Task to complete: Your answer should be one number: how many lines of the records hold the string "this".

****************

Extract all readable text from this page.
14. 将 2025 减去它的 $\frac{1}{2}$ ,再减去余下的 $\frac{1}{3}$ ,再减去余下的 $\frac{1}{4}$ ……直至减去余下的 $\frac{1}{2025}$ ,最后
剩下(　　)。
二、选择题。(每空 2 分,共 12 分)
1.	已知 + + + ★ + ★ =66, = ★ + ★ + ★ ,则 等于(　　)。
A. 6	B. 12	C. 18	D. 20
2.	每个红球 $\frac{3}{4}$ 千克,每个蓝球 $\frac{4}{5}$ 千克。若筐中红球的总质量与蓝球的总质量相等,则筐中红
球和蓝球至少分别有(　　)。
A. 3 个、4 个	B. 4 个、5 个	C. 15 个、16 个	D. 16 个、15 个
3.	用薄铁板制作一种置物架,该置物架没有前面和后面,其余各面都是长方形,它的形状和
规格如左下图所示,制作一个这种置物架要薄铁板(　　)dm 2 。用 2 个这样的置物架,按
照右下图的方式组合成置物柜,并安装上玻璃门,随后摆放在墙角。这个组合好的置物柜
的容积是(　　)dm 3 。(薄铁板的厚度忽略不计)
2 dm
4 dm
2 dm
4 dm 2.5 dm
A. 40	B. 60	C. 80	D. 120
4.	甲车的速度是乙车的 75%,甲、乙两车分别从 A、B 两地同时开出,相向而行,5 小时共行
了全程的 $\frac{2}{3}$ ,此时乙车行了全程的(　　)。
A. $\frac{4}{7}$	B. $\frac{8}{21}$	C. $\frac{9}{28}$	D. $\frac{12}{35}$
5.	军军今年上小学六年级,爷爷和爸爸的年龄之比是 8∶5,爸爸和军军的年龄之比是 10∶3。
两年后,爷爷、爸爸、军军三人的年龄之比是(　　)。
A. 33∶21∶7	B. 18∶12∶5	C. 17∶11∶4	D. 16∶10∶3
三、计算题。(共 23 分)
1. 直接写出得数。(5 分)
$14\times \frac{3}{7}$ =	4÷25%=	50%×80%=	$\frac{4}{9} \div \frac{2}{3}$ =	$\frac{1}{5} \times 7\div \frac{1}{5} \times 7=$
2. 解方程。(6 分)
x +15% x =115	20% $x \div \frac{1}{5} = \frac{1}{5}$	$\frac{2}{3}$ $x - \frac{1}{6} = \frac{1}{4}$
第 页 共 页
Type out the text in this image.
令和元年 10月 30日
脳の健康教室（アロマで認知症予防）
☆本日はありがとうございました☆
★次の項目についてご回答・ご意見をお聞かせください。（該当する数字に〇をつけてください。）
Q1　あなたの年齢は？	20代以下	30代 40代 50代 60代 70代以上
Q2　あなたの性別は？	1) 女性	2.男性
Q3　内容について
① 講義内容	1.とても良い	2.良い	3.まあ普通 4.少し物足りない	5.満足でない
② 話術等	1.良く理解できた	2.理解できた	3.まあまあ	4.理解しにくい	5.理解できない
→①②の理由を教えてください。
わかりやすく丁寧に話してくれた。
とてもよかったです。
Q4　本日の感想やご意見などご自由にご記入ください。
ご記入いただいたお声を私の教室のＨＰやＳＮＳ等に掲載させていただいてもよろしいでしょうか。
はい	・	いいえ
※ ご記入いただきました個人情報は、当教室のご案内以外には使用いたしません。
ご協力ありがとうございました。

****************

Output of the exercise: 2